Record list:
----
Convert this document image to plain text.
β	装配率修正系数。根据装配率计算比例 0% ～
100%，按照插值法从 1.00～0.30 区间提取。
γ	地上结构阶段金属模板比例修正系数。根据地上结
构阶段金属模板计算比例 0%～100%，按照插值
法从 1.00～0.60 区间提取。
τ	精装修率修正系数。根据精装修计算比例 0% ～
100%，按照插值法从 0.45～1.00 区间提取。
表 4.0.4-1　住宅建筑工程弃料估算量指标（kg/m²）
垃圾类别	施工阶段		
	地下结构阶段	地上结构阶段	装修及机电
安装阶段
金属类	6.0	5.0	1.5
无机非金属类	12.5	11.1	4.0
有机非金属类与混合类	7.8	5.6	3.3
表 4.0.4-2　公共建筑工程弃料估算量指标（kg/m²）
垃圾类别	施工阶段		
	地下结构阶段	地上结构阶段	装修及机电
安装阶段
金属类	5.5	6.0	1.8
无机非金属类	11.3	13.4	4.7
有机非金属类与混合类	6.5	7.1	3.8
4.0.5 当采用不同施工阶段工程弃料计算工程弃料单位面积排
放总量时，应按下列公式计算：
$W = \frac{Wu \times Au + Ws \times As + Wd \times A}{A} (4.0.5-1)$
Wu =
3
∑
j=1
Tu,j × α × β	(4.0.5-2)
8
----
What needs to be done: Exactly reproduce the material above.

Written solution:
Convert this document image to plain text.
β	装配率修正系数。根据装配率计算比例 0% ～
100%，按照插值法从 1.00～0.30 区间提取。
γ	地上结构阶段金属模板比例修正系数。根据地上结
构阶段金属模板计算比例 0%～100%，按照插值
法从 1.00～0.60 区间提取。
τ	精装修率修正系数。根据精装修计算比例 0% ～
100%，按照插值法从 0.45～1.00 区间提取。
表 4.0.4-1　住宅建筑工程弃料估算量指标（kg/m²）
垃圾类别	施工阶段		
	地下结构阶段	地上结构阶段	装修及机电
安装阶段
金属类	6.0	5.0	1.5
无机非金属类	12.5	11.1	4.0
有机非金属类与混合类	7.8	5.6	3.3
表 4.0.4-2　公共建筑工程弃料估算量指标（kg/m²）
垃圾类别	施工阶段		
	地下结构阶段	地上结构阶段	装修及机电
安装阶段
金属类	5.5	6.0	1.8
无机非金属类	11.3	13.4	4.7
有机非金属类与混合类	6.5	7.1	3.8
4.0.5 当采用不同施工阶段工程弃料计算工程弃料单位面积排
放总量时，应按下列公式计算：
$W = \frac{Wu \times Au + Ws \times As + Wd \times A}{A} (4.0.5-1)$
Wu =
3
∑
j=1
Tu,j × α × β	(4.0.5-2)
8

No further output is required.